**Exercise:** Pick out every line that holds the string "text" and copy it.

**Provided records:**
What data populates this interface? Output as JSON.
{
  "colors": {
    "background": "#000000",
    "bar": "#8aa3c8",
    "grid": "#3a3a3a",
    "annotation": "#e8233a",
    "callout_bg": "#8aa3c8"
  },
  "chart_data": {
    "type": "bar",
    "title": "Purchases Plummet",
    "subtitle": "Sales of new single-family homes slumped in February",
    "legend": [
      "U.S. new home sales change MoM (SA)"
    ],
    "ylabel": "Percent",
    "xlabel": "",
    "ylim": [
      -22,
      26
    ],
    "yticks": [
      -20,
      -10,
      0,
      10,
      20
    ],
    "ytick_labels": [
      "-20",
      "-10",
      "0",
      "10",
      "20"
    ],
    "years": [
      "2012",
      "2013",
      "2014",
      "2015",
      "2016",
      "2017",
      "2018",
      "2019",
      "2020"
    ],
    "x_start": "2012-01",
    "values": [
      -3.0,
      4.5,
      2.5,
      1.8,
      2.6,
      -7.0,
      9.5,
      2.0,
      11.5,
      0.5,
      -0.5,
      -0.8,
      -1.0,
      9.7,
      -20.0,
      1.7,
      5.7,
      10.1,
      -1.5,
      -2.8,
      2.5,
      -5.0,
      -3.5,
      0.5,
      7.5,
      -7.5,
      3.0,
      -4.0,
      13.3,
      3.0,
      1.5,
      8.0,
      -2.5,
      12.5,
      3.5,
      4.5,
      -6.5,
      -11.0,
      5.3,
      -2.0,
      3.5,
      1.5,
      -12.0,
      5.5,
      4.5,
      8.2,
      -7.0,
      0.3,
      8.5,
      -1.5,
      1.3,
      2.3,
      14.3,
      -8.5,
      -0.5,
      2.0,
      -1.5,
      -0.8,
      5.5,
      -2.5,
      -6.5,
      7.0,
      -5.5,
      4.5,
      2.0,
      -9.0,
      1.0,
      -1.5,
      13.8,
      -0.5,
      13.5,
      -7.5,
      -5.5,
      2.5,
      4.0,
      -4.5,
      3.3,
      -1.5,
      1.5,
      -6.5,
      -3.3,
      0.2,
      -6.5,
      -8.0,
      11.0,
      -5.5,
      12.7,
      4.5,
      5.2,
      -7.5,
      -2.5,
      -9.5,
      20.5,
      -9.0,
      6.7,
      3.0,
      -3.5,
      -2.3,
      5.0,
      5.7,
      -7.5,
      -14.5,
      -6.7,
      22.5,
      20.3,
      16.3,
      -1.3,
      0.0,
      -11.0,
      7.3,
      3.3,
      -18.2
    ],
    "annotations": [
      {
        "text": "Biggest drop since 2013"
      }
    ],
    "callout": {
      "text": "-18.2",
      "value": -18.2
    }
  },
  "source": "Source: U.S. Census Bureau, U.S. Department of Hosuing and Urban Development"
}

**Output of the exercise:**
        "text": "Biggest drop since 2013"
      "text": "-18.2",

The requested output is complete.